* Stated problem
Reproduce word for word the part of the material that starts with the line containing "Itemize 25 of" and ends with the line containing "step-number: 2 <box>560 215 584 259</box>", including both of those lines. Leave the pictures out of your answer.

* Supplied records
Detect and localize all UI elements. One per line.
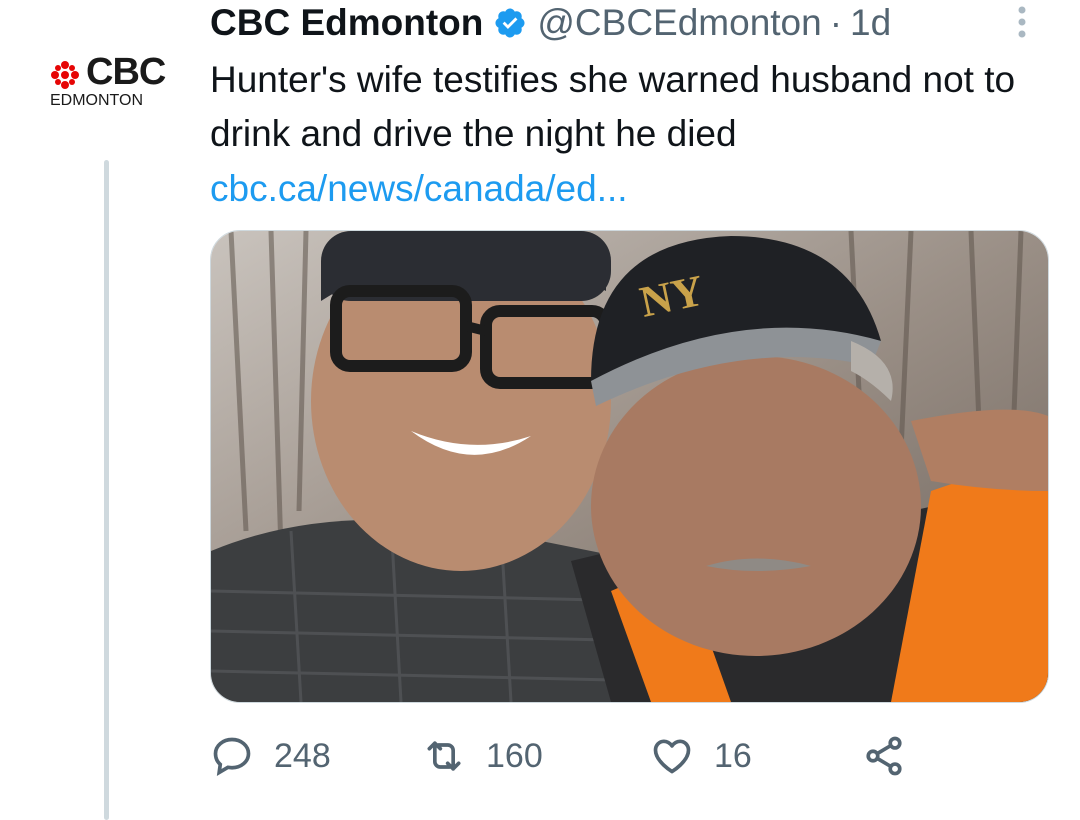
==
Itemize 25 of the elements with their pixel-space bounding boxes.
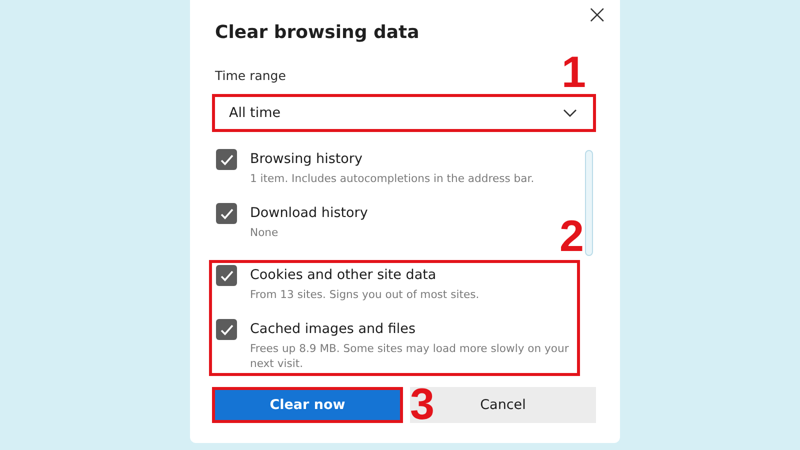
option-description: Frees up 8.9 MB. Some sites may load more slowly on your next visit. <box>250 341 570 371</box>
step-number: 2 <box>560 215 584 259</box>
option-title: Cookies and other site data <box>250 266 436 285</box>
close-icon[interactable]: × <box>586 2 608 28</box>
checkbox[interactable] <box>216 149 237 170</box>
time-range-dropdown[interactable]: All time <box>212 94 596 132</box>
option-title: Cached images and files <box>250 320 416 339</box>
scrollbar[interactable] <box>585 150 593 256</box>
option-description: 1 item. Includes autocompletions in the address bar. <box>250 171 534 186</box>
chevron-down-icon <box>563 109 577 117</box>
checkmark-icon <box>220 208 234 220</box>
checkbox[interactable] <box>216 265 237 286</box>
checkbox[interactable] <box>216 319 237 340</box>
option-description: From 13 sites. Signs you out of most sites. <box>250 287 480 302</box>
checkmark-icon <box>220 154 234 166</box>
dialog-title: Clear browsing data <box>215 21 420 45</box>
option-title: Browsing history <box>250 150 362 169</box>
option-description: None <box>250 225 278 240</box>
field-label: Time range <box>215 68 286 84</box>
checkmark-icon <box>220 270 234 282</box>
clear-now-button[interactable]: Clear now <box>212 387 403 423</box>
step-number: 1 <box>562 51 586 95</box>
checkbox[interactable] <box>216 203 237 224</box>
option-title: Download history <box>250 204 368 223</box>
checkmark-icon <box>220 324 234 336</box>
--
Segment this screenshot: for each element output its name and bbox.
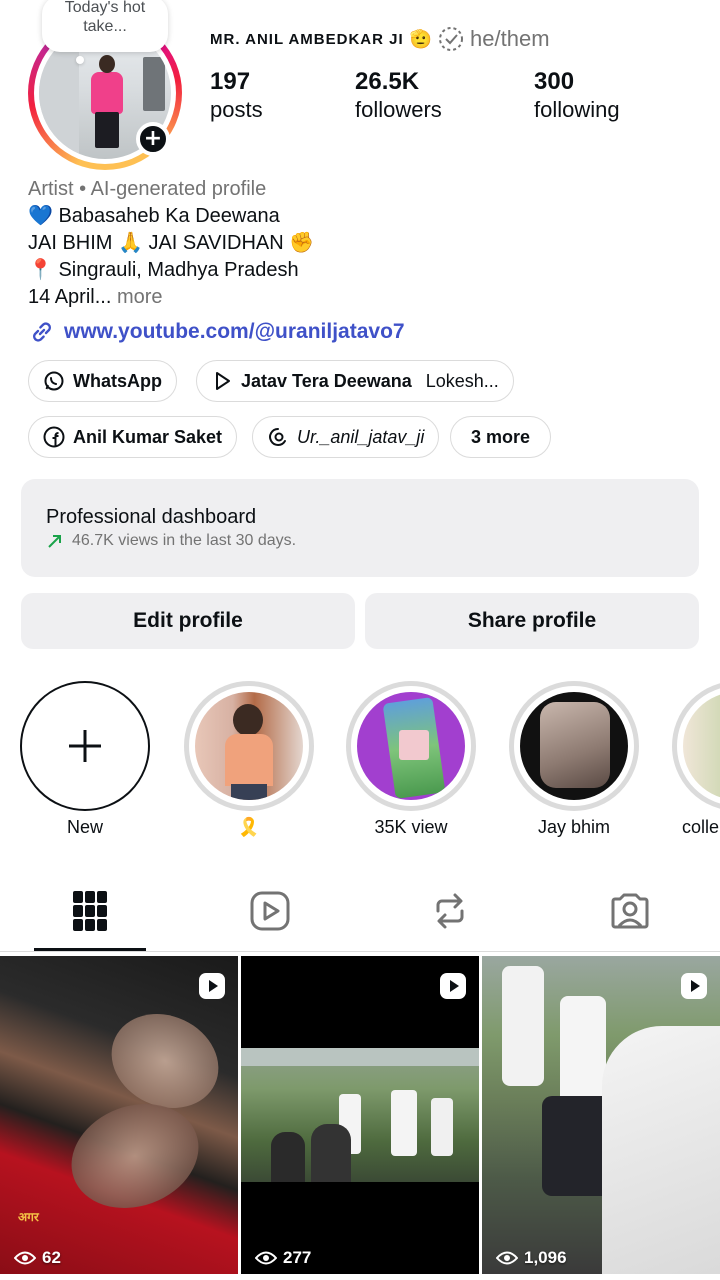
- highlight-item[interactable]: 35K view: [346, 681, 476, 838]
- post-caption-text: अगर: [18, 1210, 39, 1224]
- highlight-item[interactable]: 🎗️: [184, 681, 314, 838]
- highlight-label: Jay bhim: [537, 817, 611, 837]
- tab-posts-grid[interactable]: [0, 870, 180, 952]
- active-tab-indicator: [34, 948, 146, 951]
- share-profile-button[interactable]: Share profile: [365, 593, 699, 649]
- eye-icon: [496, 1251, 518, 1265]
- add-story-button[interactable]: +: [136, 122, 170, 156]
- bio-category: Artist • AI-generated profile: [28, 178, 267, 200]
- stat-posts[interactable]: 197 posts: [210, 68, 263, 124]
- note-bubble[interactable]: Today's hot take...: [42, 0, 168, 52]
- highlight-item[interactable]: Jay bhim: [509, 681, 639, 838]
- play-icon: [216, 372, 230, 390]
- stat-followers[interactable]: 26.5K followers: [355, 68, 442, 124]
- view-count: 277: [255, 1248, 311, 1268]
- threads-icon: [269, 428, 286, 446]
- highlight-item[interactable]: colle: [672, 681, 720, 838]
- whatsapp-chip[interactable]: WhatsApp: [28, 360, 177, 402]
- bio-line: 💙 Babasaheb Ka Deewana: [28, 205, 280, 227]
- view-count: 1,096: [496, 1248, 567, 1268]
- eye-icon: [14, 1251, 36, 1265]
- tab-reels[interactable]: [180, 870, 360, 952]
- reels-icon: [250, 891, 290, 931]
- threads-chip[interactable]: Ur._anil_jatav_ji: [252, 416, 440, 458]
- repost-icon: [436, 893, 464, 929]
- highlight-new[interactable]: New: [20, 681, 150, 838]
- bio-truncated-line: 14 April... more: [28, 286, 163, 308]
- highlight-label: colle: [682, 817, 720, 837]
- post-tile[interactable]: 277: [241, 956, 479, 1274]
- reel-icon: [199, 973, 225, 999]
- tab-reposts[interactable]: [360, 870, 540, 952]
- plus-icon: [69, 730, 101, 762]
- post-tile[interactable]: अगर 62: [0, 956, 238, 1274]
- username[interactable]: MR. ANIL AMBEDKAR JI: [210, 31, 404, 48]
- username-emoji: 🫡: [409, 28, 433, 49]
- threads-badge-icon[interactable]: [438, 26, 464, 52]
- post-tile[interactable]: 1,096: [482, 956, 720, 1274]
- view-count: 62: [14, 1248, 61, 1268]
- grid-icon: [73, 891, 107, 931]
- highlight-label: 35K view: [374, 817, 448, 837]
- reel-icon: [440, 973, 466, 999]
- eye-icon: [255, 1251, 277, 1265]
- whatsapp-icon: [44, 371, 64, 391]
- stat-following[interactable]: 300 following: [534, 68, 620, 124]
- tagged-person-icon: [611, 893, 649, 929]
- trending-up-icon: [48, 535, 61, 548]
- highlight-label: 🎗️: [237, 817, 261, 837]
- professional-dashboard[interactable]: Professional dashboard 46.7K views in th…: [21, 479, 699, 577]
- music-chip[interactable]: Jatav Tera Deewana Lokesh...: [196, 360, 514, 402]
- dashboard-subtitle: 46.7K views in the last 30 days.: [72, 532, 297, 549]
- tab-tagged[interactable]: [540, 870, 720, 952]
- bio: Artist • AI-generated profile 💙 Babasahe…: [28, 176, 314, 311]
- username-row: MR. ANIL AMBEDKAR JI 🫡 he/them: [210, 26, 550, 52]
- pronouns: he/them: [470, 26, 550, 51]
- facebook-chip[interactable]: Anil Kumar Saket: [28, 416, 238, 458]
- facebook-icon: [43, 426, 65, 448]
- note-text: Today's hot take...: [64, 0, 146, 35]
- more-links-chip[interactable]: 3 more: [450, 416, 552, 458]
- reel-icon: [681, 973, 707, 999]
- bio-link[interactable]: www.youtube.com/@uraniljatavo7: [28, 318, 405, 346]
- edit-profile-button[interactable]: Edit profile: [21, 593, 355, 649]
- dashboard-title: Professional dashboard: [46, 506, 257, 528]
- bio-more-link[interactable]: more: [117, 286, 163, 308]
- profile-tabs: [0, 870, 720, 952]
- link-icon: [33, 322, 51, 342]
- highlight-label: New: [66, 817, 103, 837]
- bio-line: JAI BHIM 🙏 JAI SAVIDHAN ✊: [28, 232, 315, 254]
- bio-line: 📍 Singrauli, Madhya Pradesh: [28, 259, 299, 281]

* Response to this task
Itemize 25 of the elements with their pixel-space bounding boxes.
option-description: Frees up 8.9 MB. Some sites may load more slowly on your next visit. <box>250 341 570 371</box>
step-number: 2 <box>560 215 584 259</box>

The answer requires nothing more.